◆ **What you will do**
Restate each of the lines below word for word and drop every picture.

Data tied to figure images
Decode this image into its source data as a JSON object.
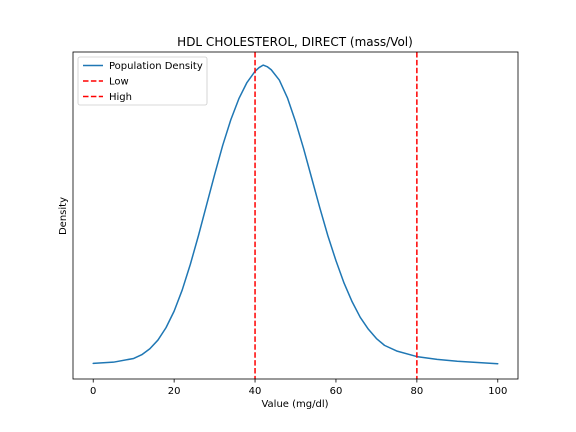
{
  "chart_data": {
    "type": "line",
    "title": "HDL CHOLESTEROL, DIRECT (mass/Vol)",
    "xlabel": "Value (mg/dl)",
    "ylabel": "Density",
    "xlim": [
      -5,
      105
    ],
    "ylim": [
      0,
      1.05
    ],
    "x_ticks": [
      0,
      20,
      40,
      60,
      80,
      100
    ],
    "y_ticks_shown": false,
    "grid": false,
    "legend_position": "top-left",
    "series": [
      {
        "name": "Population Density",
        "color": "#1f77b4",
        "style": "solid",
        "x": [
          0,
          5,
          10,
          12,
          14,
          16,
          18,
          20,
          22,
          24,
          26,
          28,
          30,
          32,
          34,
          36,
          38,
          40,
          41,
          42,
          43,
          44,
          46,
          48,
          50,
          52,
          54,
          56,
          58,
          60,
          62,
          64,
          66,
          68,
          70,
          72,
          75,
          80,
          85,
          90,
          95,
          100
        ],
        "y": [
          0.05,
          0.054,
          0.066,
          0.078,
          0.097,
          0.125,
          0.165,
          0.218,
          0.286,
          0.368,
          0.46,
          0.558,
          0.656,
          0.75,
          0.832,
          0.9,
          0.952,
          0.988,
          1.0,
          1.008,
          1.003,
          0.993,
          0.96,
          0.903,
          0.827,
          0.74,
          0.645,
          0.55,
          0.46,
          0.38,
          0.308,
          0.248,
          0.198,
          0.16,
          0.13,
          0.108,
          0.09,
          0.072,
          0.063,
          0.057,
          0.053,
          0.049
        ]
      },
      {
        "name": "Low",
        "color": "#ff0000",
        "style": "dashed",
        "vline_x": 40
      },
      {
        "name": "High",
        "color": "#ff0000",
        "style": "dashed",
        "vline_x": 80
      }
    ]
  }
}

◆ **Output for this exercise**
Decode this image into its source data as a JSON object.
{
  "chart_data": {
    "type": "line",
    "title": "HDL CHOLESTEROL, DIRECT (mass/Vol)",
    "xlabel": "Value (mg/dl)",
    "ylabel": "Density",
    "xlim": [
      -5,
      105
    ],
    "ylim": [
      0,
      1.05
    ],
    "x_ticks": [
      0,
      20,
      40,
      60,
      80,
      100
    ],
    "y_ticks_shown": false,
    "grid": false,
    "legend_position": "top-left",
    "series": [
      {
        "name": "Population Density",
        "color": "#1f77b4",
        "style": "solid",
        "x": [
          0,
          5,
          10,
          12,
          14,
          16,
          18,
          20,
          22,
          24,
          26,
          28,
          30,
          32,
          34,
          36,
          38,
          40,
          41,
          42,
          43,
          44,
          46,
          48,
          50,
          52,
          54,
          56,
          58,
          60,
          62,
          64,
          66,
          68,
          70,
          72,
          75,
          80,
          85,
          90,
          95,
          100
        ],
        "y": [
          0.05,
          0.054,
          0.066,
          0.078,
          0.097,
          0.125,
          0.165,
          0.218,
          0.286,
          0.368,
          0.46,
          0.558,
          0.656,
          0.75,
          0.832,
          0.9,
          0.952,
          0.988,
          1.0,
          1.008,
          1.003,
          0.993,
          0.96,
          0.903,
          0.827,
          0.74,
          0.645,
          0.55,
          0.46,
          0.38,
          0.308,
          0.248,
          0.198,
          0.16,
          0.13,
          0.108,
          0.09,
          0.072,
          0.063,
          0.057,
          0.053,
          0.049
        ]
      },
      {
        "name": "Low",
        "color": "#ff0000",
        "style": "dashed",
        "vline_x": 40
      },
      {
        "name": "High",
        "color": "#ff0000",
        "style": "dashed",
        "vline_x": 80
      }
    ]
  }
}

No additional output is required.